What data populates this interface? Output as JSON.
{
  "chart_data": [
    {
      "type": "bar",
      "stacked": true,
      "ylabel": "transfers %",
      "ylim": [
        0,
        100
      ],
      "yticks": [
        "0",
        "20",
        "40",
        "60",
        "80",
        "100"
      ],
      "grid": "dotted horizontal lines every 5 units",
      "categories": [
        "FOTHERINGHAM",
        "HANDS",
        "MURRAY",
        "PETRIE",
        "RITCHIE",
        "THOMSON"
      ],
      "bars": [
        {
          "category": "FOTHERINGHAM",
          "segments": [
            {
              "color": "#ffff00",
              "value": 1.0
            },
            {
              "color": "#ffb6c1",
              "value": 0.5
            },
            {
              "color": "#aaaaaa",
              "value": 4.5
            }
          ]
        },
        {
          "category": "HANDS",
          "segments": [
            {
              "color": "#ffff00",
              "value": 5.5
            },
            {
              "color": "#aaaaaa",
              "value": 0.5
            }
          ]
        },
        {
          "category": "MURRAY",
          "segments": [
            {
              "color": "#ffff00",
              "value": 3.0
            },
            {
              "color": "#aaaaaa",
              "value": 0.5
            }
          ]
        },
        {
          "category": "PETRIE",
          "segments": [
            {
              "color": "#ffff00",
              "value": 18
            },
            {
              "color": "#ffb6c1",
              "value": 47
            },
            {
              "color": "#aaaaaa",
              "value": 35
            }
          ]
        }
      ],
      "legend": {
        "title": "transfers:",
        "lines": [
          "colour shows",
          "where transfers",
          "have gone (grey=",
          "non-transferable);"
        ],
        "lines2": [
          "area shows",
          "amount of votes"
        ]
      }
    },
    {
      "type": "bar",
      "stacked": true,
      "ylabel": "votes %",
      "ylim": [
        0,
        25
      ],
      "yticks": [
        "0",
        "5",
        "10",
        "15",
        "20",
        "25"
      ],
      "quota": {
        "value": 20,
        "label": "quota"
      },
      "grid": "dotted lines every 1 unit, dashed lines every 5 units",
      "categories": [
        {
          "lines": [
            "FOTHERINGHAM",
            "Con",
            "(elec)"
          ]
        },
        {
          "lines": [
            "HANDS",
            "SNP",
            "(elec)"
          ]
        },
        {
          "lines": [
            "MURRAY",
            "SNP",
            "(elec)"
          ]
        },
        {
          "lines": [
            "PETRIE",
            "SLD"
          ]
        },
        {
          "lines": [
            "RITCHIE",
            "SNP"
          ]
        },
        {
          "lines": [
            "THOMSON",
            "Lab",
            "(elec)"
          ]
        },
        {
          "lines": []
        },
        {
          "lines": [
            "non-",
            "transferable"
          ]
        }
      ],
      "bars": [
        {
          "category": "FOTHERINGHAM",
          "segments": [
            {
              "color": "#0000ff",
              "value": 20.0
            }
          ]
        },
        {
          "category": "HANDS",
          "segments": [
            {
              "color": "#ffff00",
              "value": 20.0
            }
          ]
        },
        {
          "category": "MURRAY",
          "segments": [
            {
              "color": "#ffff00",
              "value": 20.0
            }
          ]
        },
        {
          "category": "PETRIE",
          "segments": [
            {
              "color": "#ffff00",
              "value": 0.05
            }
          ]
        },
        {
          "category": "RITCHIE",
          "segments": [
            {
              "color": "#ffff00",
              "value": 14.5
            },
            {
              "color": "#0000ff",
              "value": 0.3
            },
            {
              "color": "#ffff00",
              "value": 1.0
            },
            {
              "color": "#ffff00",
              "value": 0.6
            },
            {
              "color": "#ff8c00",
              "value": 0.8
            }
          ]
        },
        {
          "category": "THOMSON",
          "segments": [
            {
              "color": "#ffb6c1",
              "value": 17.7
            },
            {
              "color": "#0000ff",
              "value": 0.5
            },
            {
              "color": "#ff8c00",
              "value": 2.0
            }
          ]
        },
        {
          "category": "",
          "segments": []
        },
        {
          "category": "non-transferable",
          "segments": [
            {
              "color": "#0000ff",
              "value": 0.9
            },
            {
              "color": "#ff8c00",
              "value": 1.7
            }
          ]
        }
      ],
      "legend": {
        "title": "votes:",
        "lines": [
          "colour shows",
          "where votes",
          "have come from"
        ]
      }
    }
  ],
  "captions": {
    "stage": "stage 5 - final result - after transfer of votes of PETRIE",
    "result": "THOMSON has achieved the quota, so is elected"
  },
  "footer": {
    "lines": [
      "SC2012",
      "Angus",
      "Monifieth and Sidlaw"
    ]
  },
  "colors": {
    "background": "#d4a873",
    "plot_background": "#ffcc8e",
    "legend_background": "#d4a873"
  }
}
----------
### What is being asked
Of the lines in this listing, how many contain "THOMSON"? Reply with the number and nothing more.

### Output for this task
4